Output the data exactly, with every line intact.

================

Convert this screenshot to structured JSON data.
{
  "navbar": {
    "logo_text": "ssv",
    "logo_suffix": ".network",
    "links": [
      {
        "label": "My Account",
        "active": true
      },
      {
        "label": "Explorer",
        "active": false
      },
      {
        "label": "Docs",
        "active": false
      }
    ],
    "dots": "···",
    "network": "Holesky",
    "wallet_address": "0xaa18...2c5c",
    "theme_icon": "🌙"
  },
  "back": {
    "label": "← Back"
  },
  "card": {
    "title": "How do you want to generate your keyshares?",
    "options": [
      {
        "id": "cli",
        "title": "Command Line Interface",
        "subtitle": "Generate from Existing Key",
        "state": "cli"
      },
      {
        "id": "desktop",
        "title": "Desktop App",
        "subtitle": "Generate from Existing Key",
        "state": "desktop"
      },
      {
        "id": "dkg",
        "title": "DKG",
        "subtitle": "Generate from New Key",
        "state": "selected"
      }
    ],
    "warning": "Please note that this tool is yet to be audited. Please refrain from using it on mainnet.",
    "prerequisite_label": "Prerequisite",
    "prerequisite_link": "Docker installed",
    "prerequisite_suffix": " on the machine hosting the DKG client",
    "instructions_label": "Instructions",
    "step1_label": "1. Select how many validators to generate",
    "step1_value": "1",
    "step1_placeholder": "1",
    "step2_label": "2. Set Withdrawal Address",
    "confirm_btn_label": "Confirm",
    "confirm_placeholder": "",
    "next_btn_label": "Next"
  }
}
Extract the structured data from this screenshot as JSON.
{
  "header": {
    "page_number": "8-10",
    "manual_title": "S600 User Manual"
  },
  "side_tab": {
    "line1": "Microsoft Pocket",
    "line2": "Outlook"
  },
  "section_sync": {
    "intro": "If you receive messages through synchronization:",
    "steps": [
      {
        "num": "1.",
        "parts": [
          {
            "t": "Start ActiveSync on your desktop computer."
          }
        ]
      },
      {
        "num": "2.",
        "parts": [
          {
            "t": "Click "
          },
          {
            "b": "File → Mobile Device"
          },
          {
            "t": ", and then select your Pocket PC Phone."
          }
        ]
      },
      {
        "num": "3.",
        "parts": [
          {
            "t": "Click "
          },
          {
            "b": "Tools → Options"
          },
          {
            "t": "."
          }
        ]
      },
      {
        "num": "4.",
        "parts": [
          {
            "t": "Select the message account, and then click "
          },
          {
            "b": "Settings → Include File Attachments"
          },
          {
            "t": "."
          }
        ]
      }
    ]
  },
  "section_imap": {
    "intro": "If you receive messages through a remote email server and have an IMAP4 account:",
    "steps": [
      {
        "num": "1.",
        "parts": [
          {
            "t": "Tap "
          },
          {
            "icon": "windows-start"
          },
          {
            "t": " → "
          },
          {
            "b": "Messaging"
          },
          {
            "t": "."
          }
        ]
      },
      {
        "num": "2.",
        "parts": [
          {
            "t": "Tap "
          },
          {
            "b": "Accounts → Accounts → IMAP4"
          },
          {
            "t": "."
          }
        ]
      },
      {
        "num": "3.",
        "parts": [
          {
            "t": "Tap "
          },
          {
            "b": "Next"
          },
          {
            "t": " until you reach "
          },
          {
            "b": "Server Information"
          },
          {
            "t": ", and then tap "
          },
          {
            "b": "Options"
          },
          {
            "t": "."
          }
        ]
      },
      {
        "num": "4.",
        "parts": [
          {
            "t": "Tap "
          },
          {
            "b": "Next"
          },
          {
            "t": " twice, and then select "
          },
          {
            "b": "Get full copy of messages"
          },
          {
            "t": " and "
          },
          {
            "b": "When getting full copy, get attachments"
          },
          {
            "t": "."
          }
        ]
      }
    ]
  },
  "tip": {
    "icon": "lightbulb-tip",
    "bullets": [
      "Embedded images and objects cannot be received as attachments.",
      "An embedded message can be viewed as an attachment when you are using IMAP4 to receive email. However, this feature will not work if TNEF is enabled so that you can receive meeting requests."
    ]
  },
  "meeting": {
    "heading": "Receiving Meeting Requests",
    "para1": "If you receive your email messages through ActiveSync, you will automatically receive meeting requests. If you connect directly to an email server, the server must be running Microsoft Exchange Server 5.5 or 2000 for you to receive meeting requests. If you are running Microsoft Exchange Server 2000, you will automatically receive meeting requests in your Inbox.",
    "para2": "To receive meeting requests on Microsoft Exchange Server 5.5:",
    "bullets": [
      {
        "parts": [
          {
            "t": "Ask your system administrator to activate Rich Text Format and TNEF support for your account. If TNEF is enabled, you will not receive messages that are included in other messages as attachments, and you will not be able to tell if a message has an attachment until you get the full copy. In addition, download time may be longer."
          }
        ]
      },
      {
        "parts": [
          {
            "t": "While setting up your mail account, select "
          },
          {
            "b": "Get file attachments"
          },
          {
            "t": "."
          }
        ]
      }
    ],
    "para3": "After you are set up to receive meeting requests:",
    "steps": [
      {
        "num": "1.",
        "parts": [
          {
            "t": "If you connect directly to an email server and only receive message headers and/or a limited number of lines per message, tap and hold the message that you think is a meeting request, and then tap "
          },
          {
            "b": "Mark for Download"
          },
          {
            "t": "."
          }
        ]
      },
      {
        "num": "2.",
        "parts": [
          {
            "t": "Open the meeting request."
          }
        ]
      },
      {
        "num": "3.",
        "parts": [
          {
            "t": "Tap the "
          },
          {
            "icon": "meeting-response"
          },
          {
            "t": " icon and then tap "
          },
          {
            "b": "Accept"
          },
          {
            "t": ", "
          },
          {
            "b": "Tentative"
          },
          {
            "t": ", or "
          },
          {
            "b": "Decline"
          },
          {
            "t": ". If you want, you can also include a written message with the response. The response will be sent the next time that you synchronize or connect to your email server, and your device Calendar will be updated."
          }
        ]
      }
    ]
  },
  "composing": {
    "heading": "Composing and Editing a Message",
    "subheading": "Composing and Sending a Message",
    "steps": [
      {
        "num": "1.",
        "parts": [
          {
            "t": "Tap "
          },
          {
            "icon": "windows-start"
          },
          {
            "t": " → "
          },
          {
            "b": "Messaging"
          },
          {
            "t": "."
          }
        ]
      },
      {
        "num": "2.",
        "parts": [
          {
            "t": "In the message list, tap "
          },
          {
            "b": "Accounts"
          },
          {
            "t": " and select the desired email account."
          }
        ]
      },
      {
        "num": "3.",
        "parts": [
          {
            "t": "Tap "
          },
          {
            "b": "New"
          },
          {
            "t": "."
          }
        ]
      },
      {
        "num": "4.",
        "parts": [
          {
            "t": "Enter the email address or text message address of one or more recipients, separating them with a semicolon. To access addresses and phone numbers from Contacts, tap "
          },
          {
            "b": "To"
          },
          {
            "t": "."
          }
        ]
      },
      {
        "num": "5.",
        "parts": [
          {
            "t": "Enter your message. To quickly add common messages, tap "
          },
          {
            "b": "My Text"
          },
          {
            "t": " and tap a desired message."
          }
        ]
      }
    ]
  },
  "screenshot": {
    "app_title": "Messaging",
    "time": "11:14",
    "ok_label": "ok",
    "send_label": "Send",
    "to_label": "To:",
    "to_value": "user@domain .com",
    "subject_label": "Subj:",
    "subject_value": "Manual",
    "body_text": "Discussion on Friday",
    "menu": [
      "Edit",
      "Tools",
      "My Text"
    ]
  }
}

================

PROBLEM SOLUTION ▸
Convert this screenshot to structured JSON data.
{
  "navbar": {
    "logo_text": "ssv",
    "logo_suffix": ".network",
    "links": [
      {
        "label": "My Account",
        "active": true
      },
      {
        "label": "Explorer",
        "active": false
      },
      {
        "label": "Docs",
        "active": false
      }
    ],
    "dots": "···",
    "network": "Holesky",
    "wallet_address": "0xaa18...2c5c",
    "theme_icon": "🌙"
  },
  "back": {
    "label": "← Back"
  },
  "card": {
    "title": "How do you want to generate your keyshares?",
    "options": [
      {
        "id": "cli",
        "title": "Command Line Interface",
        "subtitle": "Generate from Existing Key",
        "state": "cli"
      },
      {
        "id": "desktop",
        "title": "Desktop App",
        "subtitle": "Generate from Existing Key",
        "state": "desktop"
      },
      {
        "id": "dkg",
        "title": "DKG",
        "subtitle": "Generate from New Key",
        "state": "selected"
      }
    ],
    "warning": "Please note that this tool is yet to be audited. Please refrain from using it on mainnet.",
    "prerequisite_label": "Prerequisite",
    "prerequisite_link": "Docker installed",
    "prerequisite_suffix": " on the machine hosting the DKG client",
    "instructions_label": "Instructions",
    "step1_label": "1. Select how many validators to generate",
    "step1_value": "1",
    "step1_placeholder": "1",
    "step2_label": "2. Set Withdrawal Address",
    "confirm_btn_label": "Confirm",
    "confirm_placeholder": "",
    "next_btn_label": "Next"
  }
}
Extract the structured data from this screenshot as JSON.
{
  "header": {
    "page_number": "8-10",
    "manual_title": "S600 User Manual"
  },
  "side_tab": {
    "line1": "Microsoft Pocket",
    "line2": "Outlook"
  },
  "section_sync": {
    "intro": "If you receive messages through synchronization:",
    "steps": [
      {
        "num": "1.",
        "parts": [
          {
            "t": "Start ActiveSync on your desktop computer."
          }
        ]
      },
      {
        "num": "2.",
        "parts": [
          {
            "t": "Click "
          },
          {
            "b": "File → Mobile Device"
          },
          {
            "t": ", and then select your Pocket PC Phone."
          }
        ]
      },
      {
        "num": "3.",
        "parts": [
          {
            "t": "Click "
          },
          {
            "b": "Tools → Options"
          },
          {
            "t": "."
          }
        ]
      },
      {
        "num": "4.",
        "parts": [
          {
            "t": "Select the message account, and then click "
          },
          {
            "b": "Settings → Include File Attachments"
          },
          {
            "t": "."
          }
        ]
      }
    ]
  },
  "section_imap": {
    "intro": "If you receive messages through a remote email server and have an IMAP4 account:",
    "steps": [
      {
        "num": "1.",
        "parts": [
          {
            "t": "Tap "
          },
          {
            "icon": "windows-start"
          },
          {
            "t": " → "
          },
          {
            "b": "Messaging"
          },
          {
            "t": "."
          }
        ]
      },
      {
        "num": "2.",
        "parts": [
          {
            "t": "Tap "
          },
          {
            "b": "Accounts → Accounts → IMAP4"
          },
          {
            "t": "."
          }
        ]
      },
      {
        "num": "3.",
        "parts": [
          {
            "t": "Tap "
          },
          {
            "b": "Next"
          },
          {
            "t": " until you reach "
          },
          {
            "b": "Server Information"
          },
          {
            "t": ", and then tap "
          },
          {
            "b": "Options"
          },
          {
            "t": "."
          }
        ]
      },
      {
        "num": "4.",
        "parts": [
          {
            "t": "Tap "
          },
          {
            "b": "Next"
          },
          {
            "t": " twice, and then select "
          },
          {
            "b": "Get full copy of messages"
          },
          {
            "t": " and "
          },
          {
            "b": "When getting full copy, get attachments"
          },
          {
            "t": "."
          }
        ]
      }
    ]
  },
  "tip": {
    "icon": "lightbulb-tip",
    "bullets": [
      "Embedded images and objects cannot be received as attachments.",
      "An embedded message can be viewed as an attachment when you are using IMAP4 to receive email. However, this feature will not work if TNEF is enabled so that you can receive meeting requests."
    ]
  },
  "meeting": {
    "heading": "Receiving Meeting Requests",
    "para1": "If you receive your email messages through ActiveSync, you will automatically receive meeting requests. If you connect directly to an email server, the server must be running Microsoft Exchange Server 5.5 or 2000 for you to receive meeting requests. If you are running Microsoft Exchange Server 2000, you will automatically receive meeting requests in your Inbox.",
    "para2": "To receive meeting requests on Microsoft Exchange Server 5.5:",
    "bullets": [
      {
        "parts": [
          {
            "t": "Ask your system administrator to activate Rich Text Format and TNEF support for your account. If TNEF is enabled, you will not receive messages that are included in other messages as attachments, and you will not be able to tell if a message has an attachment until you get the full copy. In addition, download time may be longer."
          }
        ]
      },
      {
        "parts": [
          {
            "t": "While setting up your mail account, select "
          },
          {
            "b": "Get file attachments"
          },
          {
            "t": "."
          }
        ]
      }
    ],
    "para3": "After you are set up to receive meeting requests:",
    "steps": [
      {
        "num": "1.",
        "parts": [
          {
            "t": "If you connect directly to an email server and only receive message headers and/or a limited number of lines per message, tap and hold the message that you think is a meeting request, and then tap "
          },
          {
            "b": "Mark for Download"
          },
          {
            "t": "."
          }
        ]
      },
      {
        "num": "2.",
        "parts": [
          {
            "t": "Open the meeting request."
          }
        ]
      },
      {
        "num": "3.",
        "parts": [
          {
            "t": "Tap the "
          },
          {
            "icon": "meeting-response"
          },
          {
            "t": " icon and then tap "
          },
          {
            "b": "Accept"
          },
          {
            "t": ", "
          },
          {
            "b": "Tentative"
          },
          {
            "t": ", or "
          },
          {
            "b": "Decline"
          },
          {
            "t": ". If you want, you can also include a written message with the response. The response will be sent the next time that you synchronize or connect to your email server, and your device Calendar will be updated."
          }
        ]
      }
    ]
  },
  "composing": {
    "heading": "Composing and Editing a Message",
    "subheading": "Composing and Sending a Message",
    "steps": [
      {
        "num": "1.",
        "parts": [
          {
            "t": "Tap "
          },
          {
            "icon": "windows-start"
          },
          {
            "t": " → "
          },
          {
            "b": "Messaging"
          },
          {
            "t": "."
          }
        ]
      },
      {
        "num": "2.",
        "parts": [
          {
            "t": "In the message list, tap "
          },
          {
            "b": "Accounts"
          },
          {
            "t": " and select the desired email account."
          }
        ]
      },
      {
        "num": "3.",
        "parts": [
          {
            "t": "Tap "
          },
          {
            "b": "New"
          },
          {
            "t": "."
          }
        ]
      },
      {
        "num": "4.",
        "parts": [
          {
            "t": "Enter the email address or text message address of one or more recipients, separating them with a semicolon. To access addresses and phone numbers from Contacts, tap "
          },
          {
            "b": "To"
          },
          {
            "t": "."
          }
        ]
      },
      {
        "num": "5.",
        "parts": [
          {
            "t": "Enter your message. To quickly add common messages, tap "
          },
          {
            "b": "My Text"
          },
          {
            "t": " and tap a desired message."
          }
        ]
      }
    ]
  },
  "screenshot": {
    "app_title": "Messaging",
    "time": "11:14",
    "ok_label": "ok",
    "send_label": "Send",
    "to_label": "To:",
    "to_value": "user@domain .com",
    "subject_label": "Subj:",
    "subject_value": "Manual",
    "body_text": "Discussion on Friday",
    "menu": [
      "Edit",
      "Tools",
      "My Text"
    ]
  }
}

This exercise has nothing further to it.